**To do**
Write out every line of the items below verbatim, keeping each character and the line order unchanged.

Stored entries
"""

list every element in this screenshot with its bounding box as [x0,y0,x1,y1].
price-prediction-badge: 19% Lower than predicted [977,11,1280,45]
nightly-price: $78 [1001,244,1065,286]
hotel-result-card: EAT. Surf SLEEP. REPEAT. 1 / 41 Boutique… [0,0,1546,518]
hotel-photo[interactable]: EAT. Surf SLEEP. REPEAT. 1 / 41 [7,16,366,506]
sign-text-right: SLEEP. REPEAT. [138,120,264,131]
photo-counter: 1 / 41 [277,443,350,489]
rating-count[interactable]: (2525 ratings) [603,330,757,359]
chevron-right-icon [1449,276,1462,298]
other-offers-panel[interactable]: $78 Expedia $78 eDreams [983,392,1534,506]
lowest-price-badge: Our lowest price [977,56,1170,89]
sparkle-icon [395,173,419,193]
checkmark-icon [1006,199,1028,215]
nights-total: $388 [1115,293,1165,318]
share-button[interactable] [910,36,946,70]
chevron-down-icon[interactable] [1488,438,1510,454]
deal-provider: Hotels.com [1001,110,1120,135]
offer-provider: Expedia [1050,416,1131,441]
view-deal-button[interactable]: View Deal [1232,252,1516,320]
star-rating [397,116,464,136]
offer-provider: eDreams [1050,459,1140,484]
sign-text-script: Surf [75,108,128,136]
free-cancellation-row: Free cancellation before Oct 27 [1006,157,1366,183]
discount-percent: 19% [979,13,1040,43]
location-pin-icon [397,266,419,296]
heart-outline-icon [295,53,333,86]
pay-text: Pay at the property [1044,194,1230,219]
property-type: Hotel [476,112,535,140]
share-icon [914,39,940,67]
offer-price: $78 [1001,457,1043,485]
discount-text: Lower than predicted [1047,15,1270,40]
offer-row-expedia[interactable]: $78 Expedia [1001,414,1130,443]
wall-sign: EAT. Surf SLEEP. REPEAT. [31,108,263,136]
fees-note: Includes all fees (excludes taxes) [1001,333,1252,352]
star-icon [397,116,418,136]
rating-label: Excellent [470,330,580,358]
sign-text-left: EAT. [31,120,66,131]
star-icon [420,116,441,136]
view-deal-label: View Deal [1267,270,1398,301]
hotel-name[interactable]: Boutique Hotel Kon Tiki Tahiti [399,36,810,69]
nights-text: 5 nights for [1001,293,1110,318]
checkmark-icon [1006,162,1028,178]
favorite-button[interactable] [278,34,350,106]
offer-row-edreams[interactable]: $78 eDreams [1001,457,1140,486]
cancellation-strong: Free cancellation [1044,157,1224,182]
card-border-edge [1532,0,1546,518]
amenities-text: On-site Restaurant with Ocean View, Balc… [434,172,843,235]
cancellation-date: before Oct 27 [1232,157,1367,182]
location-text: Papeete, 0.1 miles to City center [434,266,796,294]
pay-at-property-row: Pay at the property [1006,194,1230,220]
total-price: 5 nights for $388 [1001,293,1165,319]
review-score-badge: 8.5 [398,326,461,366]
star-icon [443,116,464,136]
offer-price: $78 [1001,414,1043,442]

"""

**Written response**
list every element in this screenshot with its bounding box as [x0,y0,x1,y1].
price-prediction-badge: 19% Lower than predicted [977,11,1280,45]
nightly-price: $78 [1001,244,1065,286]
hotel-result-card: EAT. Surf SLEEP. REPEAT. 1 / 41 Boutique… [0,0,1546,518]
hotel-photo[interactable]: EAT. Surf SLEEP. REPEAT. 1 / 41 [7,16,366,506]
sign-text-right: SLEEP. REPEAT. [138,120,264,131]
photo-counter: 1 / 41 [277,443,350,489]
rating-count[interactable]: (2525 ratings) [603,330,757,359]
chevron-right-icon [1449,276,1462,298]
other-offers-panel[interactable]: $78 Expedia $78 eDreams [983,392,1534,506]
lowest-price-badge: Our lowest price [977,56,1170,89]
sparkle-icon [395,173,419,193]
checkmark-icon [1006,199,1028,215]
nights-total: $388 [1115,293,1165,318]
share-button[interactable] [910,36,946,70]
chevron-down-icon[interactable] [1488,438,1510,454]
deal-provider: Hotels.com [1001,110,1120,135]
offer-provider: Expedia [1050,416,1131,441]
view-deal-button[interactable]: View Deal [1232,252,1516,320]
star-rating [397,116,464,136]
offer-provider: eDreams [1050,459,1140,484]
sign-text-script: Surf [75,108,128,136]
free-cancellation-row: Free cancellation before Oct 27 [1006,157,1366,183]
discount-percent: 19% [979,13,1040,43]
location-pin-icon [397,266,419,296]
heart-outline-icon [295,53,333,86]
pay-text: Pay at the property [1044,194,1230,219]
property-type: Hotel [476,112,535,140]
share-icon [914,39,940,67]
offer-price: $78 [1001,457,1043,485]
discount-text: Lower than predicted [1047,15,1270,40]
offer-row-expedia[interactable]: $78 Expedia [1001,414,1130,443]
wall-sign: EAT. Surf SLEEP. REPEAT. [31,108,263,136]
fees-note: Includes all fees (excludes taxes) [1001,333,1252,352]
star-icon [397,116,418,136]
rating-label: Excellent [470,330,580,358]
sign-text-left: EAT. [31,120,66,131]
star-icon [420,116,441,136]
view-deal-label: View Deal [1267,270,1398,301]
hotel-name[interactable]: Boutique Hotel Kon Tiki Tahiti [399,36,810,69]
nights-text: 5 nights for [1001,293,1110,318]
checkmark-icon [1006,162,1028,178]
favorite-button[interactable] [278,34,350,106]
offer-row-edreams[interactable]: $78 eDreams [1001,457,1140,486]
cancellation-strong: Free cancellation [1044,157,1224,182]
card-border-edge [1532,0,1546,518]
amenities-text: On-site Restaurant with Ocean View, Balc… [434,172,843,235]
cancellation-date: before Oct 27 [1232,157,1367,182]
location-text: Papeete, 0.1 miles to City center [434,266,796,294]
pay-at-property-row: Pay at the property [1006,194,1230,220]
total-price: 5 nights for $388 [1001,293,1165,319]
review-score-badge: 8.5 [398,326,461,366]
star-icon [443,116,464,136]
offer-price: $78 [1001,414,1043,442]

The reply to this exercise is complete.